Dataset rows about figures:
○ ○ ○ ○ ○ ○ ○

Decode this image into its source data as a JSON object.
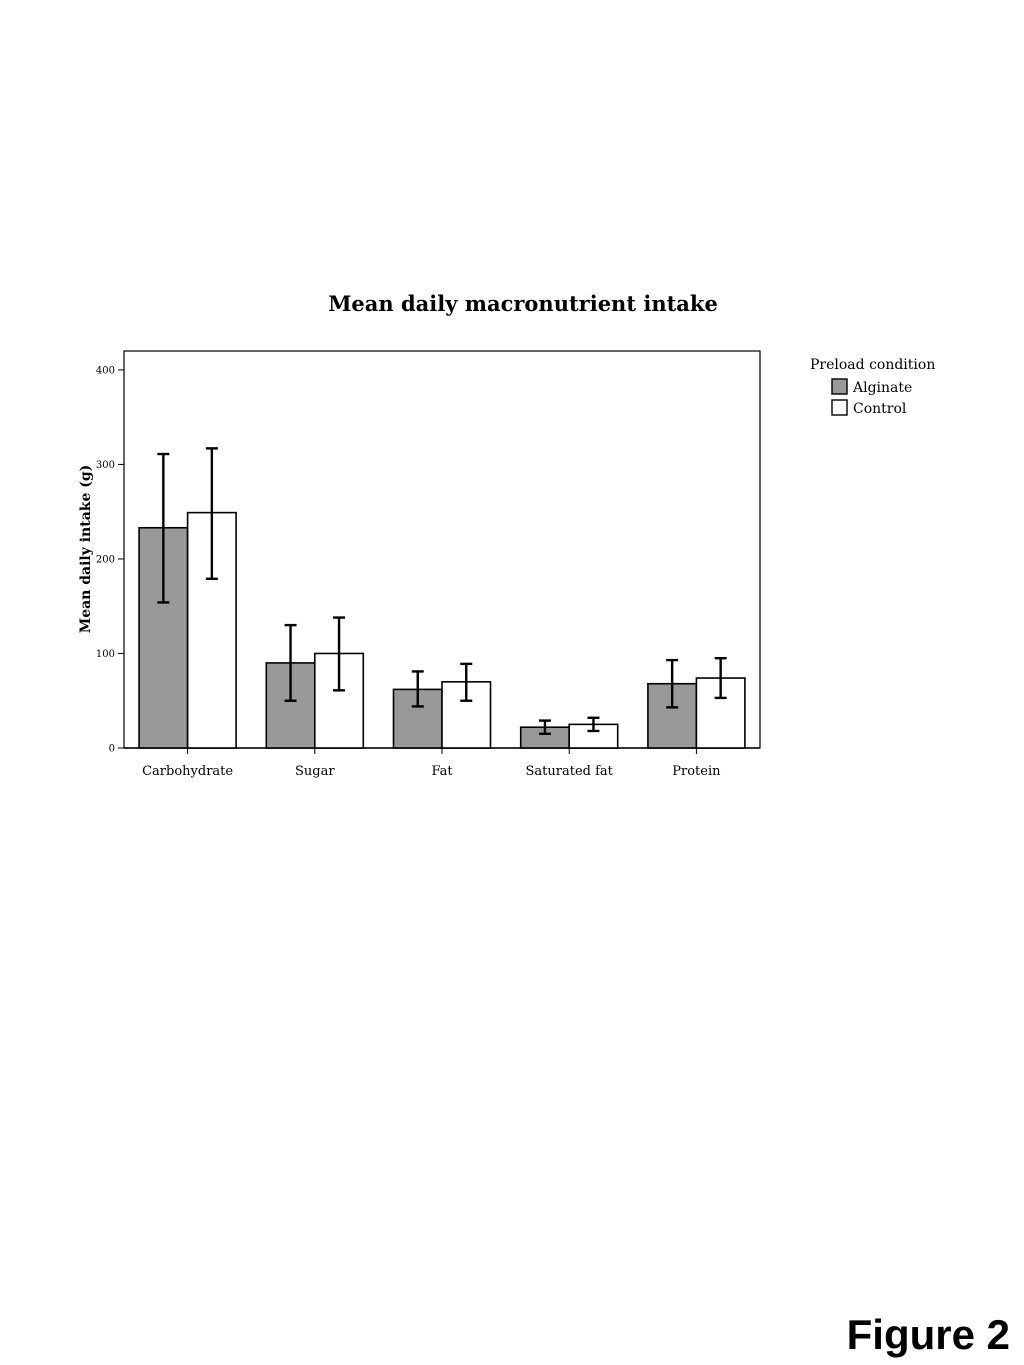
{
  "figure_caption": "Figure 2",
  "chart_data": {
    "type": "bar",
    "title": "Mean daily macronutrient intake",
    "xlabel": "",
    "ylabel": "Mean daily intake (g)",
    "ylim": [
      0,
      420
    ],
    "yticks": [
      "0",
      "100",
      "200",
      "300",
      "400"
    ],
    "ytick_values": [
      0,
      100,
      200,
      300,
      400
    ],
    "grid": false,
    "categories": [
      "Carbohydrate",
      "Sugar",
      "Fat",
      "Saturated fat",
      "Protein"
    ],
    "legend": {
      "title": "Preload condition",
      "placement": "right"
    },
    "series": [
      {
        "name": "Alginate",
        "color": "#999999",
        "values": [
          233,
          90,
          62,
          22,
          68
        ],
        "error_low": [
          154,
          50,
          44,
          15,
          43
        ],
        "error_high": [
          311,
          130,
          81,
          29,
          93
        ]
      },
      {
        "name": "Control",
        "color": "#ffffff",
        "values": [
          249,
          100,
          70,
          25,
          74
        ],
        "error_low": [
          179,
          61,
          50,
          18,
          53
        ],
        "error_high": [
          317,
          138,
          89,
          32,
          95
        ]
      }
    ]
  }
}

○ ○ ○ ○ ○ ○ ○

TASK DIRECTIONS:
In the entries above, identify each line that includes the string "title", then copy it.

EXPECTED ANSWER:
    "title": "Mean daily macronutrient intake",
      "title": "Preload condition",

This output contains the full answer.